Exercise objective: Return the full material exactly.

Input:
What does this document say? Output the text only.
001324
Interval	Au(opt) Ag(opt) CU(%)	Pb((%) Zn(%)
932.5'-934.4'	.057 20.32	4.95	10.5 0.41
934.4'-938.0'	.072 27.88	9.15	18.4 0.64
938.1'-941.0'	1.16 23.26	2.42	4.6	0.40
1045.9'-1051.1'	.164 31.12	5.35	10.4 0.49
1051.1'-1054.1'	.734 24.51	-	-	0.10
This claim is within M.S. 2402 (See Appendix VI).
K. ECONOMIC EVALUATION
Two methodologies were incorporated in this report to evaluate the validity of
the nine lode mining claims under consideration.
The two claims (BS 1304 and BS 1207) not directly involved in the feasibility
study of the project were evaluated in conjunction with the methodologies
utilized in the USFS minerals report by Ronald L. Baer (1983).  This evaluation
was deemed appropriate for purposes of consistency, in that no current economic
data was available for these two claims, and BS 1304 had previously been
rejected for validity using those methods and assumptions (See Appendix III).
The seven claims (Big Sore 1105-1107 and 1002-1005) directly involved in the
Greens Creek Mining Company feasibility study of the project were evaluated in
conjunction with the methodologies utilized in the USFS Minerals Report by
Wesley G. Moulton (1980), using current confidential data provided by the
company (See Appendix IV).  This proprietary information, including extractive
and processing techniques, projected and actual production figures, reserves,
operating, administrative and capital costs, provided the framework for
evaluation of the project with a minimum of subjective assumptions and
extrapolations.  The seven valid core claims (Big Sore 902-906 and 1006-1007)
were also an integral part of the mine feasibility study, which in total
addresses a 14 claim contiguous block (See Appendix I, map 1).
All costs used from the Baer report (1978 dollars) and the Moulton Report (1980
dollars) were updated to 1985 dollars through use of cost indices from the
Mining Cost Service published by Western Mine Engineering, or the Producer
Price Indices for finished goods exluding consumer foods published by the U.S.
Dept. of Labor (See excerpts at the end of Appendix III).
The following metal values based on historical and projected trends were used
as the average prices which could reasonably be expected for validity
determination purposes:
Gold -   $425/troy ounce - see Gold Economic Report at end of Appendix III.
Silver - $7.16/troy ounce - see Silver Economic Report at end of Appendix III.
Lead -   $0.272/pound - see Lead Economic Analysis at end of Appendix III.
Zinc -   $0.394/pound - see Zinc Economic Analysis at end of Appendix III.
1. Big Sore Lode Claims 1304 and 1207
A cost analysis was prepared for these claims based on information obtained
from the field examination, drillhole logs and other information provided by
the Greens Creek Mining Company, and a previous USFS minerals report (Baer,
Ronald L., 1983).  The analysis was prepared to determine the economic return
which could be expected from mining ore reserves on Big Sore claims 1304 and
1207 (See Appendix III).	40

Task result:
What does this document say? Output the text only.
001324
Interval	Au(opt) Ag(opt) CU(%)	Pb((%) Zn(%)
932.5'-934.4'	.057 20.32	4.95	10.5 0.41
934.4'-938.0'	.072 27.88	9.15	18.4 0.64
938.1'-941.0'	1.16 23.26	2.42	4.6	0.40
1045.9'-1051.1'	.164 31.12	5.35	10.4 0.49
1051.1'-1054.1'	.734 24.51	-	-	0.10
This claim is within M.S. 2402 (See Appendix VI).
K. ECONOMIC EVALUATION
Two methodologies were incorporated in this report to evaluate the validity of
the nine lode mining claims under consideration.
The two claims (BS 1304 and BS 1207) not directly involved in the feasibility
study of the project were evaluated in conjunction with the methodologies
utilized in the USFS minerals report by Ronald L. Baer (1983).  This evaluation
was deemed appropriate for purposes of consistency, in that no current economic
data was available for these two claims, and BS 1304 had previously been
rejected for validity using those methods and assumptions (See Appendix III).
The seven claims (Big Sore 1105-1107 and 1002-1005) directly involved in the
Greens Creek Mining Company feasibility study of the project were evaluated in
conjunction with the methodologies utilized in the USFS Minerals Report by
Wesley G. Moulton (1980), using current confidential data provided by the
company (See Appendix IV).  This proprietary information, including extractive
and processing techniques, projected and actual production figures, reserves,
operating, administrative and capital costs, provided the framework for
evaluation of the project with a minimum of subjective assumptions and
extrapolations.  The seven valid core claims (Big Sore 902-906 and 1006-1007)
were also an integral part of the mine feasibility study, which in total
addresses a 14 claim contiguous block (See Appendix I, map 1).
All costs used from the Baer report (1978 dollars) and the Moulton Report (1980
dollars) were updated to 1985 dollars through use of cost indices from the
Mining Cost Service published by Western Mine Engineering, or the Producer
Price Indices for finished goods exluding consumer foods published by the U.S.
Dept. of Labor (See excerpts at the end of Appendix III).
The following metal values based on historical and projected trends were used
as the average prices which could reasonably be expected for validity
determination purposes:
Gold -   $425/troy ounce - see Gold Economic Report at end of Appendix III.
Silver - $7.16/troy ounce - see Silver Economic Report at end of Appendix III.
Lead -   $0.272/pound - see Lead Economic Analysis at end of Appendix III.
Zinc -   $0.394/pound - see Zinc Economic Analysis at end of Appendix III.
1. Big Sore Lode Claims 1304 and 1207
A cost analysis was prepared for these claims based on information obtained
from the field examination, drillhole logs and other information provided by
the Greens Creek Mining Company, and a previous USFS minerals report (Baer,
Ronald L., 1983).  The analysis was prepared to determine the economic return
which could be expected from mining ore reserves on Big Sore claims 1304 and
1207 (See Appendix III).	40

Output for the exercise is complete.